>> Start Data for this exercise

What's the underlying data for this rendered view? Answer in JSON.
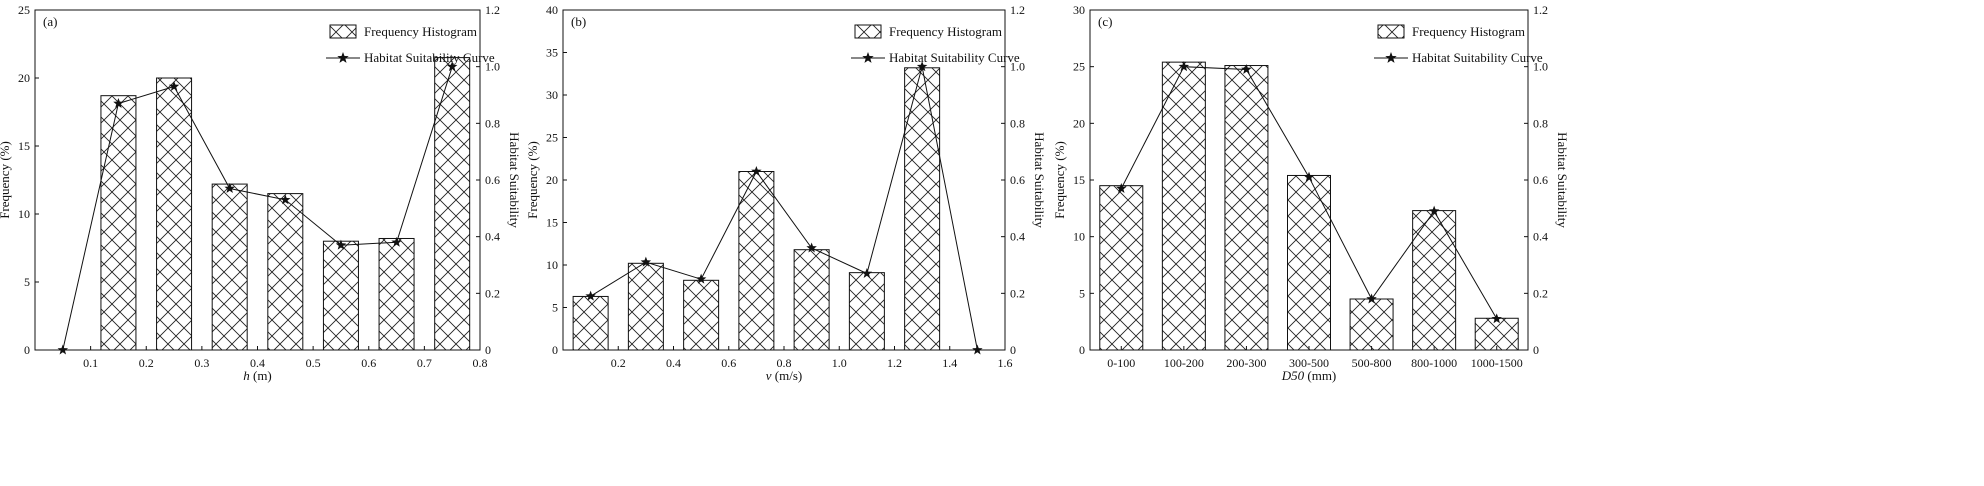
{
  "chart_data": [
    {
      "type": "bar",
      "panel_label": "(a)",
      "xlabel_var": "h",
      "xlabel_unit": " (m)",
      "ylabel": "Frequency (%)",
      "y2label": "Habitat Suitability",
      "xlim": [
        0,
        0.8
      ],
      "xticks": [
        "0.1",
        "0.2",
        "0.3",
        "0.4",
        "0.5",
        "0.6",
        "0.7",
        "0.8"
      ],
      "ylim": [
        0,
        25
      ],
      "yticks": [
        "0",
        "5",
        "10",
        "15",
        "20",
        "25"
      ],
      "y2lim": [
        0,
        1.2
      ],
      "y2ticks": [
        "0",
        "0.2",
        "0.4",
        "0.6",
        "0.8",
        "1.0",
        "1.2"
      ],
      "legend": [
        "Frequency Histogram",
        "Habitat Suitability Curve"
      ],
      "legend_position": "top-right",
      "series": [
        {
          "name": "Frequency Histogram",
          "kind": "bar",
          "x": [
            0.15,
            0.25,
            0.35,
            0.45,
            0.55,
            0.65,
            0.75
          ],
          "values": [
            18.7,
            20.0,
            12.2,
            11.5,
            8.0,
            8.2,
            21.5
          ]
        },
        {
          "name": "Habitat Suitability Curve",
          "kind": "line",
          "axis": "right",
          "x": [
            0.05,
            0.15,
            0.25,
            0.35,
            0.45,
            0.55,
            0.65,
            0.75
          ],
          "values": [
            0.0,
            0.87,
            0.93,
            0.57,
            0.53,
            0.37,
            0.38,
            1.0
          ]
        }
      ]
    },
    {
      "type": "bar",
      "panel_label": "(b)",
      "xlabel_var": "v",
      "xlabel_unit": " (m/s)",
      "ylabel": "Frequency (%)",
      "y2label": "Habitat Suitability",
      "xlim": [
        0,
        1.6
      ],
      "xticks": [
        "0.2",
        "0.4",
        "0.6",
        "0.8",
        "1.0",
        "1.2",
        "1.4",
        "1.6"
      ],
      "ylim": [
        0,
        40
      ],
      "yticks": [
        "0",
        "5",
        "10",
        "15",
        "20",
        "25",
        "30",
        "35",
        "40"
      ],
      "y2lim": [
        0,
        1.2
      ],
      "y2ticks": [
        "0",
        "0.2",
        "0.4",
        "0.6",
        "0.8",
        "1.0",
        "1.2"
      ],
      "legend": [
        "Frequency Histogram",
        "Habitat Suitability Curve"
      ],
      "legend_position": "top-right",
      "series": [
        {
          "name": "Frequency Histogram",
          "kind": "bar",
          "x": [
            0.1,
            0.3,
            0.5,
            0.7,
            0.9,
            1.1,
            1.3
          ],
          "values": [
            6.3,
            10.2,
            8.2,
            21.0,
            11.8,
            9.1,
            33.2
          ]
        },
        {
          "name": "Habitat Suitability Curve",
          "kind": "line",
          "axis": "right",
          "x": [
            0.1,
            0.3,
            0.5,
            0.7,
            0.9,
            1.1,
            1.3,
            1.5
          ],
          "values": [
            0.19,
            0.31,
            0.25,
            0.63,
            0.36,
            0.27,
            1.0,
            0.0
          ]
        }
      ]
    },
    {
      "type": "bar",
      "panel_label": "(c)",
      "xlabel_var": "D50",
      "xlabel_unit": " (mm)",
      "ylabel": "Frequency (%)",
      "y2label": "Habitat Suitability",
      "categories": [
        "0-100",
        "100-200",
        "200-300",
        "300-500",
        "500-800",
        "800-1000",
        "1000-1500"
      ],
      "ylim": [
        0,
        30
      ],
      "yticks": [
        "0",
        "5",
        "10",
        "15",
        "20",
        "25",
        "30"
      ],
      "y2lim": [
        0,
        1.2
      ],
      "y2ticks": [
        "0",
        "0.2",
        "0.4",
        "0.6",
        "0.8",
        "1.0",
        "1.2"
      ],
      "legend": [
        "Frequency Histogram",
        "Habitat Suitability Curve"
      ],
      "legend_position": "top-right",
      "series": [
        {
          "name": "Frequency Histogram",
          "kind": "bar",
          "values": [
            14.5,
            25.4,
            25.1,
            15.4,
            4.5,
            12.3,
            2.8
          ]
        },
        {
          "name": "Habitat Suitability Curve",
          "kind": "line",
          "axis": "right",
          "values": [
            0.57,
            1.0,
            0.99,
            0.61,
            0.18,
            0.49,
            0.11
          ]
        }
      ]
    }
  ]
}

>> End Data for this exercise

| Exercise |
Take the records above and transcribe them exactly, dropping every picture.

| Task solution |
What's the underlying data for this rendered view? Answer in JSON.
{
  "chart_data": [
    {
      "type": "bar",
      "panel_label": "(a)",
      "xlabel_var": "h",
      "xlabel_unit": " (m)",
      "ylabel": "Frequency (%)",
      "y2label": "Habitat Suitability",
      "xlim": [
        0,
        0.8
      ],
      "xticks": [
        "0.1",
        "0.2",
        "0.3",
        "0.4",
        "0.5",
        "0.6",
        "0.7",
        "0.8"
      ],
      "ylim": [
        0,
        25
      ],
      "yticks": [
        "0",
        "5",
        "10",
        "15",
        "20",
        "25"
      ],
      "y2lim": [
        0,
        1.2
      ],
      "y2ticks": [
        "0",
        "0.2",
        "0.4",
        "0.6",
        "0.8",
        "1.0",
        "1.2"
      ],
      "legend": [
        "Frequency Histogram",
        "Habitat Suitability Curve"
      ],
      "legend_position": "top-right",
      "series": [
        {
          "name": "Frequency Histogram",
          "kind": "bar",
          "x": [
            0.15,
            0.25,
            0.35,
            0.45,
            0.55,
            0.65,
            0.75
          ],
          "values": [
            18.7,
            20.0,
            12.2,
            11.5,
            8.0,
            8.2,
            21.5
          ]
        },
        {
          "name": "Habitat Suitability Curve",
          "kind": "line",
          "axis": "right",
          "x": [
            0.05,
            0.15,
            0.25,
            0.35,
            0.45,
            0.55,
            0.65,
            0.75
          ],
          "values": [
            0.0,
            0.87,
            0.93,
            0.57,
            0.53,
            0.37,
            0.38,
            1.0
          ]
        }
      ]
    },
    {
      "type": "bar",
      "panel_label": "(b)",
      "xlabel_var": "v",
      "xlabel_unit": " (m/s)",
      "ylabel": "Frequency (%)",
      "y2label": "Habitat Suitability",
      "xlim": [
        0,
        1.6
      ],
      "xticks": [
        "0.2",
        "0.4",
        "0.6",
        "0.8",
        "1.0",
        "1.2",
        "1.4",
        "1.6"
      ],
      "ylim": [
        0,
        40
      ],
      "yticks": [
        "0",
        "5",
        "10",
        "15",
        "20",
        "25",
        "30",
        "35",
        "40"
      ],
      "y2lim": [
        0,
        1.2
      ],
      "y2ticks": [
        "0",
        "0.2",
        "0.4",
        "0.6",
        "0.8",
        "1.0",
        "1.2"
      ],
      "legend": [
        "Frequency Histogram",
        "Habitat Suitability Curve"
      ],
      "legend_position": "top-right",
      "series": [
        {
          "name": "Frequency Histogram",
          "kind": "bar",
          "x": [
            0.1,
            0.3,
            0.5,
            0.7,
            0.9,
            1.1,
            1.3
          ],
          "values": [
            6.3,
            10.2,
            8.2,
            21.0,
            11.8,
            9.1,
            33.2
          ]
        },
        {
          "name": "Habitat Suitability Curve",
          "kind": "line",
          "axis": "right",
          "x": [
            0.1,
            0.3,
            0.5,
            0.7,
            0.9,
            1.1,
            1.3,
            1.5
          ],
          "values": [
            0.19,
            0.31,
            0.25,
            0.63,
            0.36,
            0.27,
            1.0,
            0.0
          ]
        }
      ]
    },
    {
      "type": "bar",
      "panel_label": "(c)",
      "xlabel_var": "D50",
      "xlabel_unit": " (mm)",
      "ylabel": "Frequency (%)",
      "y2label": "Habitat Suitability",
      "categories": [
        "0-100",
        "100-200",
        "200-300",
        "300-500",
        "500-800",
        "800-1000",
        "1000-1500"
      ],
      "ylim": [
        0,
        30
      ],
      "yticks": [
        "0",
        "5",
        "10",
        "15",
        "20",
        "25",
        "30"
      ],
      "y2lim": [
        0,
        1.2
      ],
      "y2ticks": [
        "0",
        "0.2",
        "0.4",
        "0.6",
        "0.8",
        "1.0",
        "1.2"
      ],
      "legend": [
        "Frequency Histogram",
        "Habitat Suitability Curve"
      ],
      "legend_position": "top-right",
      "series": [
        {
          "name": "Frequency Histogram",
          "kind": "bar",
          "values": [
            14.5,
            25.4,
            25.1,
            15.4,
            4.5,
            12.3,
            2.8
          ]
        },
        {
          "name": "Habitat Suitability Curve",
          "kind": "line",
          "axis": "right",
          "values": [
            0.57,
            1.0,
            0.99,
            0.61,
            0.18,
            0.49,
            0.11
          ]
        }
      ]
    }
  ]
}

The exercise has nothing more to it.